Begin Information supplied

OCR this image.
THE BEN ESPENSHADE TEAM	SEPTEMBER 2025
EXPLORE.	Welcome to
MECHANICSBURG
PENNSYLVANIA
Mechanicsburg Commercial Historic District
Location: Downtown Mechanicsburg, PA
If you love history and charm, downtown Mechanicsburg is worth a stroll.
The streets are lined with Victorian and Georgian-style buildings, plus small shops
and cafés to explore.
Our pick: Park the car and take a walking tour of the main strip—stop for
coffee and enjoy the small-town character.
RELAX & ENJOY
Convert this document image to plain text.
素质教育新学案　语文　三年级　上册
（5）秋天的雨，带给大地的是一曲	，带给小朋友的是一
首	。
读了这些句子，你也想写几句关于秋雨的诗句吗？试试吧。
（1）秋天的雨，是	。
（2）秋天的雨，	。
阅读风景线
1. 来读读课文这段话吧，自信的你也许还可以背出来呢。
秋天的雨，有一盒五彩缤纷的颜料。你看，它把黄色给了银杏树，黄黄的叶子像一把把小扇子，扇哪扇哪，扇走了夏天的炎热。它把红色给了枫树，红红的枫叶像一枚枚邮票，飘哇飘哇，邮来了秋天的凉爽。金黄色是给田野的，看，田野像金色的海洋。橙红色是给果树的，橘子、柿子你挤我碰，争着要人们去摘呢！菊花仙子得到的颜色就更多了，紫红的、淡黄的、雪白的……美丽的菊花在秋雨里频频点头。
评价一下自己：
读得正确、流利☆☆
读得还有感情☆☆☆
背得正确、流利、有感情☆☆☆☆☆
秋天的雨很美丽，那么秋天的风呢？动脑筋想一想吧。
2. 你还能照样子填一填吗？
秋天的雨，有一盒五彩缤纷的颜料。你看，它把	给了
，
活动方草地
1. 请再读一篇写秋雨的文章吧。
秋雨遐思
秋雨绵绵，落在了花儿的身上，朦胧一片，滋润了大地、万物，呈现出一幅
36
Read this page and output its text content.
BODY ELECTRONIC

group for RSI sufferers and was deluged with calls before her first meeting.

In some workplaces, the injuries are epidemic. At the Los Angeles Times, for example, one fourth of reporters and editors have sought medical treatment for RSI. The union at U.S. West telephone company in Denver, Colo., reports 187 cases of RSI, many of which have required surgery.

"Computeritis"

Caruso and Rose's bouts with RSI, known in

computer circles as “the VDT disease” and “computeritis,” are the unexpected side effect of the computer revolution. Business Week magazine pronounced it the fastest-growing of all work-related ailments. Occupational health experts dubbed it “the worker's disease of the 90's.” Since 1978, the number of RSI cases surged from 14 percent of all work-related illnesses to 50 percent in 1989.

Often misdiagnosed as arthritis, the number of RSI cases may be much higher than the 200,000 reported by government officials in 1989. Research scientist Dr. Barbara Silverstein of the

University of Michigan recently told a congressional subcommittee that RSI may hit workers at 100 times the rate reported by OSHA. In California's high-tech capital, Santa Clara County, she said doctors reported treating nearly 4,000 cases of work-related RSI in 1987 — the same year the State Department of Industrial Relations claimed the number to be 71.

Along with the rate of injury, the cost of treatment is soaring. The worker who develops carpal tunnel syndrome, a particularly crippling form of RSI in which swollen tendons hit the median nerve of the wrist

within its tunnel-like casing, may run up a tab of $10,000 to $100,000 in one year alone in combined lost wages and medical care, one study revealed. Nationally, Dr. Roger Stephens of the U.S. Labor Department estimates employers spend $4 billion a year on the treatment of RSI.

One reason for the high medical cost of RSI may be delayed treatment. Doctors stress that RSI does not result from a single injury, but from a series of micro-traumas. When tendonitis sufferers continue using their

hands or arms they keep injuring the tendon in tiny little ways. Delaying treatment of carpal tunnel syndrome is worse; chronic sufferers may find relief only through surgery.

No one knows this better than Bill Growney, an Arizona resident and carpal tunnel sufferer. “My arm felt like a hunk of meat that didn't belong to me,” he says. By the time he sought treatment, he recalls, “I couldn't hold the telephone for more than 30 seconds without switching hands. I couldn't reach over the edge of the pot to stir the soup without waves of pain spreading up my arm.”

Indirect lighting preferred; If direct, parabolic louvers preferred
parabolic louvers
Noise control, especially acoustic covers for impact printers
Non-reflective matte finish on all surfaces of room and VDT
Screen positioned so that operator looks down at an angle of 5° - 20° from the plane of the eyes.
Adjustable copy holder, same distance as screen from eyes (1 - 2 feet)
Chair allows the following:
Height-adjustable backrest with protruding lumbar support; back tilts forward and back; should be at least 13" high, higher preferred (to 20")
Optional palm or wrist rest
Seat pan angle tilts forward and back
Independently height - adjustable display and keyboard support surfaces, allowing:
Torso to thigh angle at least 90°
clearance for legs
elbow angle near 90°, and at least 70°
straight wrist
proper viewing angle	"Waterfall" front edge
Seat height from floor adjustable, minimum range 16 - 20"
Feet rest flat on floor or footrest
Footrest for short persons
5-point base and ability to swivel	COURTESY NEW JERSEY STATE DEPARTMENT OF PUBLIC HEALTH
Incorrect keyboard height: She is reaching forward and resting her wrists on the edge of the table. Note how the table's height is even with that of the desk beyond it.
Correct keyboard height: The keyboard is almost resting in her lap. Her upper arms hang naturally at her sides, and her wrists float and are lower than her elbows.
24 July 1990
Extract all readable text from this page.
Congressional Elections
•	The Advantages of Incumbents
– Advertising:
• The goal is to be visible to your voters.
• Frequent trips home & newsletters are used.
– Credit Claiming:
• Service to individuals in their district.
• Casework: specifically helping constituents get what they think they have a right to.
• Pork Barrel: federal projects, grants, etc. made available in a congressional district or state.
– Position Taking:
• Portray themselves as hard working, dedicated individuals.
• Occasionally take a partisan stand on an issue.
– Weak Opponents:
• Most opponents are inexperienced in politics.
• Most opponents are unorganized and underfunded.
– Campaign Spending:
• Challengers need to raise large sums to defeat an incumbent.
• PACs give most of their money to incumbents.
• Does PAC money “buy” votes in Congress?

End Information supplied

* **What is expected**
Transcribe the whole listing with nothing added or left out.

* **Response to the task**
OCR this image.
THE BEN ESPENSHADE TEAM	SEPTEMBER 2025
EXPLORE.	Welcome to
MECHANICSBURG
PENNSYLVANIA
Mechanicsburg Commercial Historic District
Location: Downtown Mechanicsburg, PA
If you love history and charm, downtown Mechanicsburg is worth a stroll.
The streets are lined with Victorian and Georgian-style buildings, plus small shops
and cafés to explore.
Our pick: Park the car and take a walking tour of the main strip—stop for
coffee and enjoy the small-town character.
RELAX & ENJOY
Convert this document image to plain text.
素质教育新学案　语文　三年级　上册
（5）秋天的雨，带给大地的是一曲	，带给小朋友的是一
首	。
读了这些句子，你也想写几句关于秋雨的诗句吗？试试吧。
（1）秋天的雨，是	。
（2）秋天的雨，	。
阅读风景线
1. 来读读课文这段话吧，自信的你也许还可以背出来呢。
秋天的雨，有一盒五彩缤纷的颜料。你看，它把黄色给了银杏树，黄黄的叶子像一把把小扇子，扇哪扇哪，扇走了夏天的炎热。它把红色给了枫树，红红的枫叶像一枚枚邮票，飘哇飘哇，邮来了秋天的凉爽。金黄色是给田野的，看，田野像金色的海洋。橙红色是给果树的，橘子、柿子你挤我碰，争着要人们去摘呢！菊花仙子得到的颜色就更多了，紫红的、淡黄的、雪白的……美丽的菊花在秋雨里频频点头。
评价一下自己：
读得正确、流利☆☆
读得还有感情☆☆☆
背得正确、流利、有感情☆☆☆☆☆
秋天的雨很美丽，那么秋天的风呢？动脑筋想一想吧。
2. 你还能照样子填一填吗？
秋天的雨，有一盒五彩缤纷的颜料。你看，它把	给了
，
活动方草地
1. 请再读一篇写秋雨的文章吧。
秋雨遐思
秋雨绵绵，落在了花儿的身上，朦胧一片，滋润了大地、万物，呈现出一幅
36
Read this page and output its text content.
BODY ELECTRONIC

group for RSI sufferers and was deluged with calls before her first meeting.

In some workplaces, the injuries are epidemic. At the Los Angeles Times, for example, one fourth of reporters and editors have sought medical treatment for RSI. The union at U.S. West telephone company in Denver, Colo., reports 187 cases of RSI, many of which have required surgery.

"Computeritis"

Caruso and Rose's bouts with RSI, known in

computer circles as “the VDT disease” and “computeritis,” are the unexpected side effect of the computer revolution. Business Week magazine pronounced it the fastest-growing of all work-related ailments. Occupational health experts dubbed it “the worker's disease of the 90's.” Since 1978, the number of RSI cases surged from 14 percent of all work-related illnesses to 50 percent in 1989.

Often misdiagnosed as arthritis, the number of RSI cases may be much higher than the 200,000 reported by government officials in 1989. Research scientist Dr. Barbara Silverstein of the

University of Michigan recently told a congressional subcommittee that RSI may hit workers at 100 times the rate reported by OSHA. In California's high-tech capital, Santa Clara County, she said doctors reported treating nearly 4,000 cases of work-related RSI in 1987 — the same year the State Department of Industrial Relations claimed the number to be 71.

Along with the rate of injury, the cost of treatment is soaring. The worker who develops carpal tunnel syndrome, a particularly crippling form of RSI in which swollen tendons hit the median nerve of the wrist

within its tunnel-like casing, may run up a tab of $10,000 to $100,000 in one year alone in combined lost wages and medical care, one study revealed. Nationally, Dr. Roger Stephens of the U.S. Labor Department estimates employers spend $4 billion a year on the treatment of RSI.

One reason for the high medical cost of RSI may be delayed treatment. Doctors stress that RSI does not result from a single injury, but from a series of micro-traumas. When tendonitis sufferers continue using their

hands or arms they keep injuring the tendon in tiny little ways. Delaying treatment of carpal tunnel syndrome is worse; chronic sufferers may find relief only through surgery.

No one knows this better than Bill Growney, an Arizona resident and carpal tunnel sufferer. “My arm felt like a hunk of meat that didn't belong to me,” he says. By the time he sought treatment, he recalls, “I couldn't hold the telephone for more than 30 seconds without switching hands. I couldn't reach over the edge of the pot to stir the soup without waves of pain spreading up my arm.”

Indirect lighting preferred; If direct, parabolic louvers preferred
parabolic louvers
Noise control, especially acoustic covers for impact printers
Non-reflective matte finish on all surfaces of room and VDT
Screen positioned so that operator looks down at an angle of 5° - 20° from the plane of the eyes.
Adjustable copy holder, same distance as screen from eyes (1 - 2 feet)
Chair allows the following:
Height-adjustable backrest with protruding lumbar support; back tilts forward and back; should be at least 13" high, higher preferred (to 20")
Optional palm or wrist rest
Seat pan angle tilts forward and back
Independently height - adjustable display and keyboard support surfaces, allowing:
Torso to thigh angle at least 90°
clearance for legs
elbow angle near 90°, and at least 70°
straight wrist
proper viewing angle	"Waterfall" front edge
Seat height from floor adjustable, minimum range 16 - 20"
Feet rest flat on floor or footrest
Footrest for short persons
5-point base and ability to swivel	COURTESY NEW JERSEY STATE DEPARTMENT OF PUBLIC HEALTH
Incorrect keyboard height: She is reaching forward and resting her wrists on the edge of the table. Note how the table's height is even with that of the desk beyond it.
Correct keyboard height: The keyboard is almost resting in her lap. Her upper arms hang naturally at her sides, and her wrists float and are lower than her elbows.
24 July 1990
Extract all readable text from this page.
Congressional Elections
•	The Advantages of Incumbents
– Advertising:
• The goal is to be visible to your voters.
• Frequent trips home & newsletters are used.
– Credit Claiming:
• Service to individuals in their district.
• Casework: specifically helping constituents get what they think they have a right to.
• Pork Barrel: federal projects, grants, etc. made available in a congressional district or state.
– Position Taking:
• Portray themselves as hard working, dedicated individuals.
• Occasionally take a partisan stand on an issue.
– Weak Opponents:
• Most opponents are inexperienced in politics.
• Most opponents are unorganized and underfunded.
– Campaign Spending:
• Challengers need to raise large sums to defeat an incumbent.
• PACs give most of their money to incumbents.
• Does PAC money “buy” votes in Congress?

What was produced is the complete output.